GIVEN REQUEST
Every record below should be transcribed exactly. Omit the images.

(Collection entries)
==========
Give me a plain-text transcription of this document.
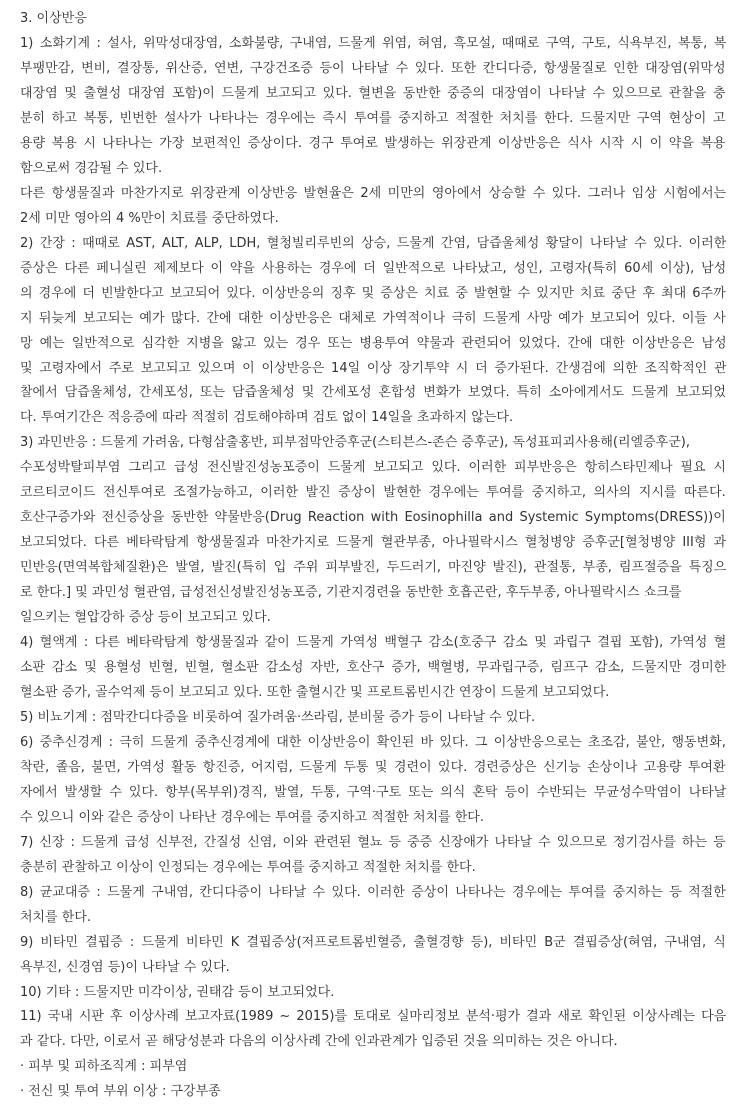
3. 이상반응
1) 소화기계 : 설사, 위막성대장염, 소화불량, 구내염, 드물게 위염, 혀염, 흑모설, 때때로 구역, 구토, 식욕부진, 복통, 복
부팽만감, 변비, 결장통, 위산증, 연변, 구강건조증 등이 나타날 수 있다. 또한 칸디다증, 항생물질로 인한 대장염(위막성
대장염 및 출혈성 대장염 포함)이 드물게 보고되고 있다. 혈변을 동반한 중증의 대장염이 나타날 수 있으므로 관찰을 충
분히 하고 복통, 빈번한 설사가 나타나는 경우에는 즉시 투여를 중지하고 적절한 처치를 한다. 드물지만 구역 현상이 고
용량 복용 시 나타나는 가장 보편적인 증상이다. 경구 투여로 발생하는 위장관계 이상반응은 식사 시작 시 이 약을 복용
함으로써 경감될 수 있다.
다른 항생물질과 마찬가지로 위장관계 이상반응 발현율은 2세 미만의 영아에서 상승할 수 있다. 그러나 임상 시험에서는
2세 미만 영아의 4 %만이 치료를 중단하였다.
2) 간장 : 때때로 AST, ALT, ALP, LDH, 혈청빌리루빈의 상승, 드물게 간염, 담즙울체성 황달이 나타날 수 있다. 이러한
증상은 다른 페니실린 제제보다 이 약을 사용하는 경우에 더 일반적으로 나타났고, 성인, 고령자(특히 60세 이상), 남성
의 경우에 더 빈발한다고 보고되어 있다. 이상반응의 징후 및 증상은 치료 중 발현할 수 있지만 치료 중단 후 최대 6주까
지 뒤늦게 보고되는 예가 많다. 간에 대한 이상반응은 대체로 가역적이나 극히 드물게 사망 예가 보고되어 있다. 이들 사
망 예는 일반적으로 심각한 지병을 앓고 있는 경우 또는 병용투여 약물과 관련되어 있었다. 간에 대한 이상반응은 남성
및 고령자에서 주로 보고되고 있으며 이 이상반응은 14일 이상 장기투약 시 더 증가된다. 간생검에 의한 조직학적인 관
찰에서 담즙울체성, 간세포성, 또는 담즙울체성 및 간세포성 혼합성 변화가 보였다. 특히 소아에게서도 드물게 보고되었
다. 투여기간은 적응증에 따라 적절히 검토해야하며 검토 없이 14일을 초과하지 않는다.
3) 과민반응 : 드물게 가려움, 다형삼출홍반, 피부점막안증후군(스티븐스-존슨 증후군), 독성표피괴사용해(리엘증후군),
수포성박탈피부염 그리고 급성 전신발진성농포증이 드물게 보고되고 있다. 이러한 피부반응은 항히스타민제나 필요 시
코르티코이드 전신투여로 조절가능하고, 이러한 발진 증상이 발현한 경우에는 투여를 중지하고, 의사의 지시를 따른다.
호산구증가와 전신증상을 동반한 약물반응(Drug Reaction with Eosinophilla and Systemic Symptoms(DRESS))이
보고되었다. 다른 베타락탐계 항생물질과 마찬가지로 드물게 혈관부종, 아나필락시스 혈청병양 증후군[혈청병양 III형 과
민반응(면역복합체질환)은 발열, 발진(특히 입 주위 피부발진, 두드러기, 마진양 발진), 관절통, 부종, 림프절증을 특징으
로 한다.] 및 과민성 혈관염, 급성전신성발진성농포증, 기관지경련을 동반한 호흡곤란, 후두부종, 아나필락시스 쇼크를
일으키는 혈압강하 증상 등이 보고되고 있다.
4) 혈액계 : 다른 베타락탐계 항생물질과 같이 드물게 가역성 백혈구 감소(호중구 감소 및 과립구 결핍 포함), 가역성 혈
소판 감소 및 용혈성 빈혈, 빈혈, 혈소판 감소성 자반, 호산구 증가, 백혈병, 무과립구증, 림프구 감소, 드물지만 경미한
혈소판 증가, 골수억제 등이 보고되고 있다. 또한 출혈시간 및 프로트롬빈시간 연장이 드물게 보고되었다.
5) 비뇨기계 : 점막칸디다증을 비롯하여 질가려움·쓰라림, 분비물 증가 등이 나타날 수 있다.
6) 중추신경계 : 극히 드물게 중추신경계에 대한 이상반응이 확인된 바 있다. 그 이상반응으로는 초조감, 불안, 행동변화,
착란, 졸음, 불면, 가역성 활동 항진증, 어지럼, 드물게 두통 및 경련이 있다. 경련증상은 신기능 손상이나 고용량 투여환
자에서 발생할 수 있다. 항부(목부위)경직, 발열, 두통, 구역·구토 또는 의식 혼탁 등이 수반되는 무균성수막염이 나타날
수 있으니 이와 같은 증상이 나타난 경우에는 투여를 중지하고 적절한 처치를 한다.
7) 신장 : 드물게 급성 신부전, 간질성 신염, 이와 관련된 혈뇨 등 중증 신장애가 나타날 수 있으므로 정기검사를 하는 등
충분히 관찰하고 이상이 인정되는 경우에는 투여를 중지하고 적절한 처치를 한다.
8) 균교대증 : 드물게 구내염, 칸디다증이 나타날 수 있다. 이러한 증상이 나타나는 경우에는 투여를 중지하는 등 적절한
처치를 한다.
9) 비타민 결핍증 : 드물게 비타민 K 결핍증상(저프로트롬빈혈증, 출혈경향 등), 비타민 B군 결핍증상(혀염, 구내염, 식
욕부진, 신경염 등)이 나타날 수 있다.
10) 기타 : 드물지만 미각이상, 권태감 등이 보고되었다.
11) 국내 시판 후 이상사례 보고자료(1989 ~ 2015)를 토대로 실마리정보 분석·평가 결과 새로 확인된 이상사례는 다음
과 같다. 다만, 이로서 곧 해당성분과 다음의 이상사례 간에 인과관계가 입증된 것을 의미하는 것은 아니다.
· 피부 및 피하조직계 : 피부염
· 전신 및 투여 부위 이상 : 구강부종
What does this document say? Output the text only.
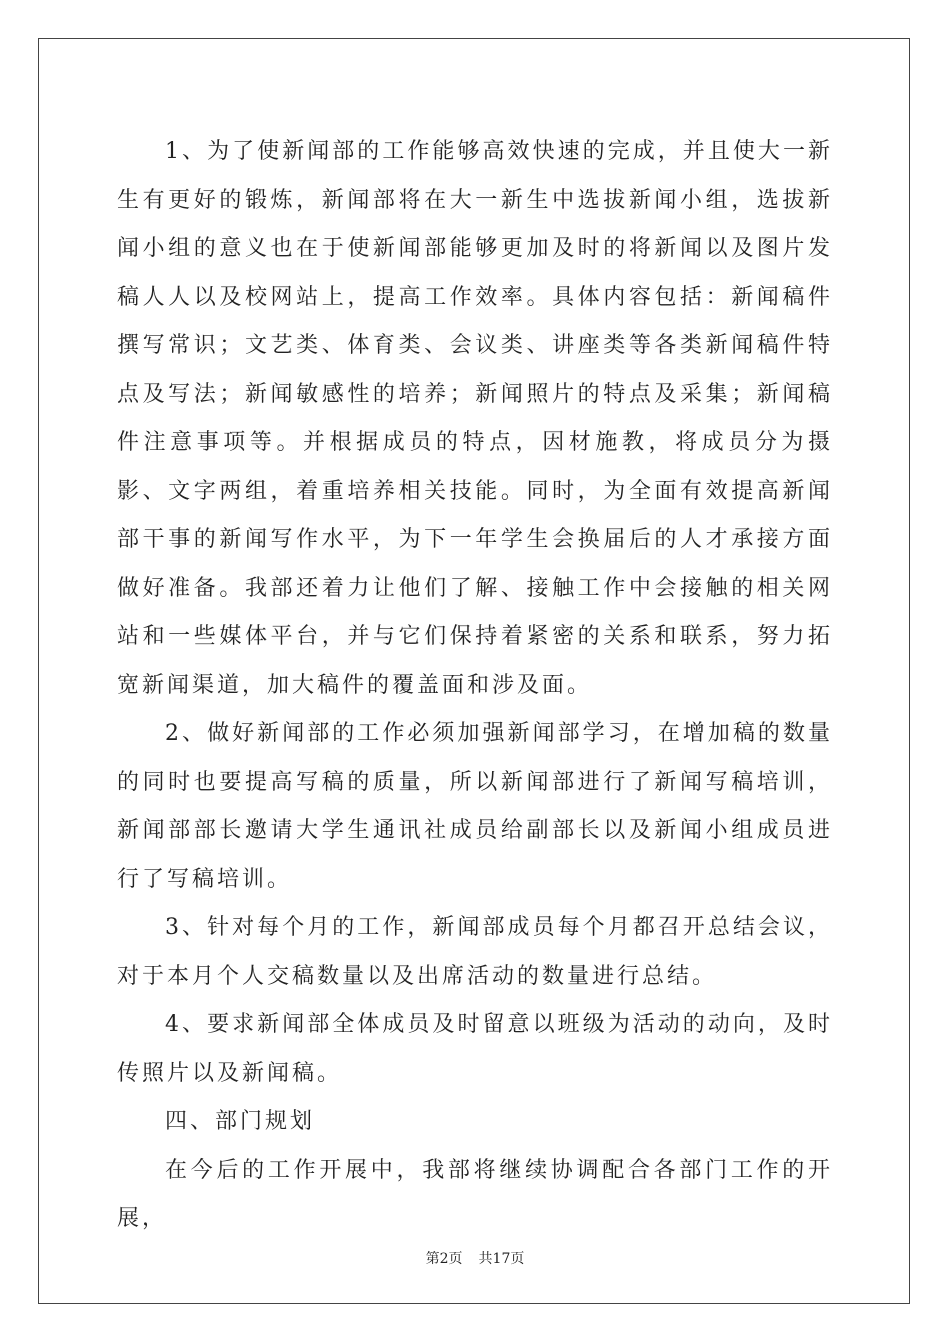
1、为了使新闻部的工作能够高效快速的完成，并且使大一新生有更好的锻炼，新闻部将在大一新生中选拔新闻小组，选拔新闻小组的意义也在于使新闻部能够更加及时的将新闻以及图片发稿人人以及校网站上，提高工作效率。具体内容包括：新闻稿件撰写常识；文艺类、体育类、会议类、讲座类等各类新闻稿件特点及写法；新闻敏感性的培养；新闻照片的特点及采集；新闻稿件注意事项等。并根据成员的特点，因材施教，将成员分为摄影、文字两组，着重培养相关技能。同时，为全面有效提高新闻部干事的新闻写作水平，为下一年学生会换届后的人才承接方面做好准备。我部还着力让他们了解、接触工作中会接触的相关网站和一些媒体平台，并与它们保持着紧密的关系和联系，努力拓宽新闻渠道，加大稿件的覆盖面和涉及面。

2、做好新闻部的工作必须加强新闻部学习，在增加稿的数量的同时也要提高写稿的质量，所以新闻部进行了新闻写稿培训，新闻部部长邀请大学生通讯社成员给副部长以及新闻小组成员进行了写稿培训。

3、针对每个月的工作，新闻部成员每个月都召开总结会议，对于本月个人交稿数量以及出席活动的数量进行总结。

4、要求新闻部全体成员及时留意以班级为活动的动向，及时传照片以及新闻稿。

四、部门规划

在今后的工作开展中，我部将继续协调配合各部门工作的开展，

第2页 共17页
==========
TASK OUTPUT
Give me a plain-text transcription of this document.
3. 이상반응
1) 소화기계 : 설사, 위막성대장염, 소화불량, 구내염, 드물게 위염, 혀염, 흑모설, 때때로 구역, 구토, 식욕부진, 복통, 복
부팽만감, 변비, 결장통, 위산증, 연변, 구강건조증 등이 나타날 수 있다. 또한 칸디다증, 항생물질로 인한 대장염(위막성
대장염 및 출혈성 대장염 포함)이 드물게 보고되고 있다. 혈변을 동반한 중증의 대장염이 나타날 수 있으므로 관찰을 충
분히 하고 복통, 빈번한 설사가 나타나는 경우에는 즉시 투여를 중지하고 적절한 처치를 한다. 드물지만 구역 현상이 고
용량 복용 시 나타나는 가장 보편적인 증상이다. 경구 투여로 발생하는 위장관계 이상반응은 식사 시작 시 이 약을 복용
함으로써 경감될 수 있다.
다른 항생물질과 마찬가지로 위장관계 이상반응 발현율은 2세 미만의 영아에서 상승할 수 있다. 그러나 임상 시험에서는
2세 미만 영아의 4 %만이 치료를 중단하였다.
2) 간장 : 때때로 AST, ALT, ALP, LDH, 혈청빌리루빈의 상승, 드물게 간염, 담즙울체성 황달이 나타날 수 있다. 이러한
증상은 다른 페니실린 제제보다 이 약을 사용하는 경우에 더 일반적으로 나타났고, 성인, 고령자(특히 60세 이상), 남성
의 경우에 더 빈발한다고 보고되어 있다. 이상반응의 징후 및 증상은 치료 중 발현할 수 있지만 치료 중단 후 최대 6주까
지 뒤늦게 보고되는 예가 많다. 간에 대한 이상반응은 대체로 가역적이나 극히 드물게 사망 예가 보고되어 있다. 이들 사
망 예는 일반적으로 심각한 지병을 앓고 있는 경우 또는 병용투여 약물과 관련되어 있었다. 간에 대한 이상반응은 남성
및 고령자에서 주로 보고되고 있으며 이 이상반응은 14일 이상 장기투약 시 더 증가된다. 간생검에 의한 조직학적인 관
찰에서 담즙울체성, 간세포성, 또는 담즙울체성 및 간세포성 혼합성 변화가 보였다. 특히 소아에게서도 드물게 보고되었
다. 투여기간은 적응증에 따라 적절히 검토해야하며 검토 없이 14일을 초과하지 않는다.
3) 과민반응 : 드물게 가려움, 다형삼출홍반, 피부점막안증후군(스티븐스-존슨 증후군), 독성표피괴사용해(리엘증후군),
수포성박탈피부염 그리고 급성 전신발진성농포증이 드물게 보고되고 있다. 이러한 피부반응은 항히스타민제나 필요 시
코르티코이드 전신투여로 조절가능하고, 이러한 발진 증상이 발현한 경우에는 투여를 중지하고, 의사의 지시를 따른다.
호산구증가와 전신증상을 동반한 약물반응(Drug Reaction with Eosinophilla and Systemic Symptoms(DRESS))이
보고되었다. 다른 베타락탐계 항생물질과 마찬가지로 드물게 혈관부종, 아나필락시스 혈청병양 증후군[혈청병양 III형 과
민반응(면역복합체질환)은 발열, 발진(특히 입 주위 피부발진, 두드러기, 마진양 발진), 관절통, 부종, 림프절증을 특징으
로 한다.] 및 과민성 혈관염, 급성전신성발진성농포증, 기관지경련을 동반한 호흡곤란, 후두부종, 아나필락시스 쇼크를
일으키는 혈압강하 증상 등이 보고되고 있다.
4) 혈액계 : 다른 베타락탐계 항생물질과 같이 드물게 가역성 백혈구 감소(호중구 감소 및 과립구 결핍 포함), 가역성 혈
소판 감소 및 용혈성 빈혈, 빈혈, 혈소판 감소성 자반, 호산구 증가, 백혈병, 무과립구증, 림프구 감소, 드물지만 경미한
혈소판 증가, 골수억제 등이 보고되고 있다. 또한 출혈시간 및 프로트롬빈시간 연장이 드물게 보고되었다.
5) 비뇨기계 : 점막칸디다증을 비롯하여 질가려움·쓰라림, 분비물 증가 등이 나타날 수 있다.
6) 중추신경계 : 극히 드물게 중추신경계에 대한 이상반응이 확인된 바 있다. 그 이상반응으로는 초조감, 불안, 행동변화,
착란, 졸음, 불면, 가역성 활동 항진증, 어지럼, 드물게 두통 및 경련이 있다. 경련증상은 신기능 손상이나 고용량 투여환
자에서 발생할 수 있다. 항부(목부위)경직, 발열, 두통, 구역·구토 또는 의식 혼탁 등이 수반되는 무균성수막염이 나타날
수 있으니 이와 같은 증상이 나타난 경우에는 투여를 중지하고 적절한 처치를 한다.
7) 신장 : 드물게 급성 신부전, 간질성 신염, 이와 관련된 혈뇨 등 중증 신장애가 나타날 수 있으므로 정기검사를 하는 등
충분히 관찰하고 이상이 인정되는 경우에는 투여를 중지하고 적절한 처치를 한다.
8) 균교대증 : 드물게 구내염, 칸디다증이 나타날 수 있다. 이러한 증상이 나타나는 경우에는 투여를 중지하는 등 적절한
처치를 한다.
9) 비타민 결핍증 : 드물게 비타민 K 결핍증상(저프로트롬빈혈증, 출혈경향 등), 비타민 B군 결핍증상(혀염, 구내염, 식
욕부진, 신경염 등)이 나타날 수 있다.
10) 기타 : 드물지만 미각이상, 권태감 등이 보고되었다.
11) 국내 시판 후 이상사례 보고자료(1989 ~ 2015)를 토대로 실마리정보 분석·평가 결과 새로 확인된 이상사례는 다음
과 같다. 다만, 이로서 곧 해당성분과 다음의 이상사례 간에 인과관계가 입증된 것을 의미하는 것은 아니다.
· 피부 및 피하조직계 : 피부염
· 전신 및 투여 부위 이상 : 구강부종
What does this document say? Output the text only.
1、为了使新闻部的工作能够高效快速的完成，并且使大一新生有更好的锻炼，新闻部将在大一新生中选拔新闻小组，选拔新闻小组的意义也在于使新闻部能够更加及时的将新闻以及图片发稿人人以及校网站上，提高工作效率。具体内容包括：新闻稿件撰写常识；文艺类、体育类、会议类、讲座类等各类新闻稿件特点及写法；新闻敏感性的培养；新闻照片的特点及采集；新闻稿件注意事项等。并根据成员的特点，因材施教，将成员分为摄影、文字两组，着重培养相关技能。同时，为全面有效提高新闻部干事的新闻写作水平，为下一年学生会换届后的人才承接方面做好准备。我部还着力让他们了解、接触工作中会接触的相关网站和一些媒体平台，并与它们保持着紧密的关系和联系，努力拓宽新闻渠道，加大稿件的覆盖面和涉及面。

2、做好新闻部的工作必须加强新闻部学习，在增加稿的数量的同时也要提高写稿的质量，所以新闻部进行了新闻写稿培训，新闻部部长邀请大学生通讯社成员给副部长以及新闻小组成员进行了写稿培训。

3、针对每个月的工作，新闻部成员每个月都召开总结会议，对于本月个人交稿数量以及出席活动的数量进行总结。

4、要求新闻部全体成员及时留意以班级为活动的动向，及时传照片以及新闻稿。

四、部门规划

在今后的工作开展中，我部将继续协调配合各部门工作的开展，

第2页 共17页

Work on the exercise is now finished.